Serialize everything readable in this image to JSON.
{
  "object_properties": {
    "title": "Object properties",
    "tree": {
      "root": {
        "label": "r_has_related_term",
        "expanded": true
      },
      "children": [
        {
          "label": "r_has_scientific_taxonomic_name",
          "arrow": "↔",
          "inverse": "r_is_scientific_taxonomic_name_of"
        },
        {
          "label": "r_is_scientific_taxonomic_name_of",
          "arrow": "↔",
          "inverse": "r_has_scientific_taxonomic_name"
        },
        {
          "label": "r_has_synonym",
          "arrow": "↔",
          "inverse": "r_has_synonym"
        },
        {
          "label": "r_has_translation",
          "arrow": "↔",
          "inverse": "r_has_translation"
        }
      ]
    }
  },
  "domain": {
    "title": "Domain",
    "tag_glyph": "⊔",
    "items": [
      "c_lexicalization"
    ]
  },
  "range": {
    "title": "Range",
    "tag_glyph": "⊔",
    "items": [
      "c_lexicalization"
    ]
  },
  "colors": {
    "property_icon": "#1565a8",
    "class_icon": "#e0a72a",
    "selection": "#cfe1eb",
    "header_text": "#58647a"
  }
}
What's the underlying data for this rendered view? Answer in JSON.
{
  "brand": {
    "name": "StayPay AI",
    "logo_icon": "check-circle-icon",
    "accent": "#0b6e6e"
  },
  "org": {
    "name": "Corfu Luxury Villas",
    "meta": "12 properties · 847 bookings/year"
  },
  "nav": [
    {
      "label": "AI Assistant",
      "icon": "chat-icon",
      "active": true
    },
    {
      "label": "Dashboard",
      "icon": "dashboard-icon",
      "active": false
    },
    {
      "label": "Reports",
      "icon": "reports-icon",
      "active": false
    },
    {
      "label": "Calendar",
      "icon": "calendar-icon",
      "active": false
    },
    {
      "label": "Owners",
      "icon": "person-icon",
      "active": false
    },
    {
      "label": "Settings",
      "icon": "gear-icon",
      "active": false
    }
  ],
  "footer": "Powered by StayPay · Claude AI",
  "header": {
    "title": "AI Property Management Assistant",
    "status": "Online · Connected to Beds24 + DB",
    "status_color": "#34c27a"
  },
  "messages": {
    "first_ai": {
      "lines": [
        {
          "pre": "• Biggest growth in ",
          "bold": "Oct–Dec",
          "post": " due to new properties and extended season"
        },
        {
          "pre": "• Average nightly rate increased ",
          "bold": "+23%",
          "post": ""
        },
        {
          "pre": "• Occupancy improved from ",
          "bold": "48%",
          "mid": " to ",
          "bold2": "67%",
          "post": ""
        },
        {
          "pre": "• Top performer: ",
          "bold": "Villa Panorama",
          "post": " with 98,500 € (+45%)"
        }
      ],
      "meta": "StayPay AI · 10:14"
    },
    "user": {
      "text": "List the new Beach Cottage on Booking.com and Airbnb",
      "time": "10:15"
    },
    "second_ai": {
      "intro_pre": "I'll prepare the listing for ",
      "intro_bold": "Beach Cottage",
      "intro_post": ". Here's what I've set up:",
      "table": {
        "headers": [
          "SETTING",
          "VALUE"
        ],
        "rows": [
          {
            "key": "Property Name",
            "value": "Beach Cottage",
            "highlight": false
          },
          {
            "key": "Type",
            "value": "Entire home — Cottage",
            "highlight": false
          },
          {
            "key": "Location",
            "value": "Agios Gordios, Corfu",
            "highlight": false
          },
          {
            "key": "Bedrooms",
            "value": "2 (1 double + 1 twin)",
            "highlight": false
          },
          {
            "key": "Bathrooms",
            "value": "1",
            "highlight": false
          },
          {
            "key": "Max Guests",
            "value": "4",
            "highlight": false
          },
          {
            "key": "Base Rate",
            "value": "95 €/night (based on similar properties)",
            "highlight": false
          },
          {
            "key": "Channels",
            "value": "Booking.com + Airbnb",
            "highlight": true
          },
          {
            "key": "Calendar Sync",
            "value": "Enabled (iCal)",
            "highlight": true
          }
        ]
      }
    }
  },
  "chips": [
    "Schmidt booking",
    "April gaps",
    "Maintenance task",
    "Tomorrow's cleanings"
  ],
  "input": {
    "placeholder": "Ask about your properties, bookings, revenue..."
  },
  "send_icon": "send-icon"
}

→ Stated problem
Count how many lines above include the word "true" and answer with that figure only.

→ Reply to the exercise
4